* **SET PROBLEM**: Copy every line of the following data that includes the string "строительство".

====== INPUT ROWS

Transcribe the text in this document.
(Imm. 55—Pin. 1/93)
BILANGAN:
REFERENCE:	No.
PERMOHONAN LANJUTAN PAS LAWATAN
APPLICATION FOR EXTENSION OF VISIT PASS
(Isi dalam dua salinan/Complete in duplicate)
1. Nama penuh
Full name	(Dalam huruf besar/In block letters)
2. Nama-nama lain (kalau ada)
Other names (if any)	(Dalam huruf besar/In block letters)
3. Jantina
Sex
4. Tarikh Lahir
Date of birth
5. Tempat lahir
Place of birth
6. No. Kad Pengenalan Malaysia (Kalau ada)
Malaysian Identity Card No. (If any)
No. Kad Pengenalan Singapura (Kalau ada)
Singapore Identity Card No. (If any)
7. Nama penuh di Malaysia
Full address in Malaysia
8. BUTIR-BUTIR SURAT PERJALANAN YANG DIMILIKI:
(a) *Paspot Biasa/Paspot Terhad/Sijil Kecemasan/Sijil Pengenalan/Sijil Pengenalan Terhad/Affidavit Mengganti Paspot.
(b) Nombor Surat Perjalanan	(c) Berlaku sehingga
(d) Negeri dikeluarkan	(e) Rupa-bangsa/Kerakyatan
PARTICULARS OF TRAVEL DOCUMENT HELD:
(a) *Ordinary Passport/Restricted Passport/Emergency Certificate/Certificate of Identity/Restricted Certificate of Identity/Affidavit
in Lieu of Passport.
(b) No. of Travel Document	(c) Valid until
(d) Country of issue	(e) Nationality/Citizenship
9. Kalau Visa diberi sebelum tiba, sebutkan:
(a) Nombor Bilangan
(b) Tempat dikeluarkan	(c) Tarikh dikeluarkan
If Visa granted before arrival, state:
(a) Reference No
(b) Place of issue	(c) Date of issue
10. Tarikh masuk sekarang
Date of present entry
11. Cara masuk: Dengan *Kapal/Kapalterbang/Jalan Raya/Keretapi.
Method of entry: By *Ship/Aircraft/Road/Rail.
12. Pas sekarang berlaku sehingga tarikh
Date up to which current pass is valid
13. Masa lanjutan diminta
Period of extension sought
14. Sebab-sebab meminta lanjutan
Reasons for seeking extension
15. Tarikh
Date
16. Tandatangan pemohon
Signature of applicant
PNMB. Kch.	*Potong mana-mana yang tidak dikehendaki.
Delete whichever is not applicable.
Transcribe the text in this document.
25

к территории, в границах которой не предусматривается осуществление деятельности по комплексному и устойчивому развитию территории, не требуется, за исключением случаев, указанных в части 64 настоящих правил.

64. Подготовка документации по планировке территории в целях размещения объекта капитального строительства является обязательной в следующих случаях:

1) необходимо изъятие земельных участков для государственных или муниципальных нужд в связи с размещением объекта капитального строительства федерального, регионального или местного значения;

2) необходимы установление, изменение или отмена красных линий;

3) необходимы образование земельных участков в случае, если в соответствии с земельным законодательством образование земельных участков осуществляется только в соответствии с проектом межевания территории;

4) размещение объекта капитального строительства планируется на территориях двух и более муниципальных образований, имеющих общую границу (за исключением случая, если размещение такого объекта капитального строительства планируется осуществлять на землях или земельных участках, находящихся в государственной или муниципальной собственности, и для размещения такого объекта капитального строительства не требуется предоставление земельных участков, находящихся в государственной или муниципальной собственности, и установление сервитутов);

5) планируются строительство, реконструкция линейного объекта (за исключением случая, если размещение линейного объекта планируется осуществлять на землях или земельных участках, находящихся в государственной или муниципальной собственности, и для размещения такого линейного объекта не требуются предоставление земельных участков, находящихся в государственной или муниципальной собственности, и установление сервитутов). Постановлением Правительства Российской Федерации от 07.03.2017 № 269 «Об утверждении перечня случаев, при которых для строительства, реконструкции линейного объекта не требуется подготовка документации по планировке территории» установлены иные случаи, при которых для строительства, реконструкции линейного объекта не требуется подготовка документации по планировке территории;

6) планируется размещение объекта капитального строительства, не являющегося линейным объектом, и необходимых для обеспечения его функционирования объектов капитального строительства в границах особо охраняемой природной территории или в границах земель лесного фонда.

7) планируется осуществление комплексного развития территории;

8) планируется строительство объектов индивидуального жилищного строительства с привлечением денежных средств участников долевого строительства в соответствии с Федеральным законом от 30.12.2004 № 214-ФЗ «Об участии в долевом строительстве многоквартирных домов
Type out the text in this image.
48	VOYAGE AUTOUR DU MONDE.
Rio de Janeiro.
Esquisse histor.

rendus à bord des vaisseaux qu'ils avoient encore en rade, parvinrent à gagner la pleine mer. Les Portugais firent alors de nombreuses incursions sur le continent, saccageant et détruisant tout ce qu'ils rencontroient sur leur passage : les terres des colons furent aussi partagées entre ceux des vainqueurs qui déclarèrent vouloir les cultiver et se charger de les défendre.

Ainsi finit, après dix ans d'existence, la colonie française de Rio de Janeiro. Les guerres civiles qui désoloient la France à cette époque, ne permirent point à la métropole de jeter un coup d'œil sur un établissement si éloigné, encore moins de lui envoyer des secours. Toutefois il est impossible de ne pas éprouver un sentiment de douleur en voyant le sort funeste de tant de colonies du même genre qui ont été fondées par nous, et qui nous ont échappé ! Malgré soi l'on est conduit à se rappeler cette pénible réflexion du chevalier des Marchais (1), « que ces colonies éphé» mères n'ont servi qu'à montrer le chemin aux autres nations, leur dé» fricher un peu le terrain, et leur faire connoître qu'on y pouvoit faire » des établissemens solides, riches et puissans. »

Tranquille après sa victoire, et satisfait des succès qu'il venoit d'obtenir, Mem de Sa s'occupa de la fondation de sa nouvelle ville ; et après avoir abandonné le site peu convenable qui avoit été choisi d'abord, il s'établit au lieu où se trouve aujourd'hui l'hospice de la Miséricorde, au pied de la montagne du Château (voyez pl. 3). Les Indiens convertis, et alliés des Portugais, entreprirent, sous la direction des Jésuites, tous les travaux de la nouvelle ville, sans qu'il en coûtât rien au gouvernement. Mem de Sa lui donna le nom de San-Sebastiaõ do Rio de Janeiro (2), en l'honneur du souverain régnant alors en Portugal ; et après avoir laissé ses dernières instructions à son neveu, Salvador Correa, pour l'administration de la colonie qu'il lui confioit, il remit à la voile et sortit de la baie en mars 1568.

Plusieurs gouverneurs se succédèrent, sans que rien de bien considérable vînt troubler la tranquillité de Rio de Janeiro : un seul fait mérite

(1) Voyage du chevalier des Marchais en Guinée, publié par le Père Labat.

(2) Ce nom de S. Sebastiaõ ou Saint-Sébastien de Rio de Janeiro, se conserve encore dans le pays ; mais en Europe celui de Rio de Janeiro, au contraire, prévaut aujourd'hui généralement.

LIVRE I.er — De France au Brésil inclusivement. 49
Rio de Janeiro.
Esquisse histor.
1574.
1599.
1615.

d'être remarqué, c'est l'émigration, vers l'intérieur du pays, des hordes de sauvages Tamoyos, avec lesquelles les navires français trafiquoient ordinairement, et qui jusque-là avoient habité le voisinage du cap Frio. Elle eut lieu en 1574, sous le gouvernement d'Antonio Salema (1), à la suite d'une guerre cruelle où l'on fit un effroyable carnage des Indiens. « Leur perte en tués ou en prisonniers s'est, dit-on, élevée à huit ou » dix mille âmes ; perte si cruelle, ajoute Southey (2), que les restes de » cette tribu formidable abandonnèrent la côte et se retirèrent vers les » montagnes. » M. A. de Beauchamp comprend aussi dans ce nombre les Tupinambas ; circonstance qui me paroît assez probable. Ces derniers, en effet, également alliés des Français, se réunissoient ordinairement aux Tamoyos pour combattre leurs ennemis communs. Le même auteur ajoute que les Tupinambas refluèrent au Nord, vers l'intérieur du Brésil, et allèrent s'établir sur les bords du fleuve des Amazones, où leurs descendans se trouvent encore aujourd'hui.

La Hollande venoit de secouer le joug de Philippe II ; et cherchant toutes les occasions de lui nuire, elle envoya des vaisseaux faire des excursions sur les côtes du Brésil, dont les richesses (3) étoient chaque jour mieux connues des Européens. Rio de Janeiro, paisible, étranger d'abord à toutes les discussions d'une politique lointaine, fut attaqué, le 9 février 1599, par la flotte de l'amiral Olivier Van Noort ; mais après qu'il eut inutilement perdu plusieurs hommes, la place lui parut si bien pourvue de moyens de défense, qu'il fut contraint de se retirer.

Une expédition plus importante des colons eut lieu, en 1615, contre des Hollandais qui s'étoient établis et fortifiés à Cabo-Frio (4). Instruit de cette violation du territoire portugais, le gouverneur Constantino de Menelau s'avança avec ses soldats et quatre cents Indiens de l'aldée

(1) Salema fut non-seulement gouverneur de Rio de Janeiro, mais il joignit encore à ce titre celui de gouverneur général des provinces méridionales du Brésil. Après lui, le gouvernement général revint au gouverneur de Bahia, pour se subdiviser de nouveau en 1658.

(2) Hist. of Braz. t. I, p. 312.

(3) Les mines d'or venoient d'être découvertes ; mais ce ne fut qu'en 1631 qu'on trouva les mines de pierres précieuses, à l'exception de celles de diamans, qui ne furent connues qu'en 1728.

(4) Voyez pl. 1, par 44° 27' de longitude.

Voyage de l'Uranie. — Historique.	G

============

* **EXERCISE OUTPUT**:
5) планируются строительство, реконструкция линейного объекта (за исключением случая, если размещение линейного объекта планируется осуществлять на землях или земельных участках, находящихся в государственной или муниципальной собственности, и для размещения такого линейного объекта не требуются предоставление земельных участков, находящихся в государственной или муниципальной собственности, и установление сервитутов). Постановлением Правительства Российской Федерации от 07.03.2017 № 269 «Об утверждении перечня случаев, при которых для строительства, реконструкции линейного объекта не требуется подготовка документации по планировке территории» установлены иные случаи, при которых для строительства, реконструкции линейного объекта не требуется подготовка документации по планировке территории;
8) планируется строительство объектов индивидуального жилищного строительства с привлечением денежных средств участников долевого строительства в соответствии с Федеральным законом от 30.12.2004 № 214-ФЗ «Об участии в долевом строительстве многоквартирных домов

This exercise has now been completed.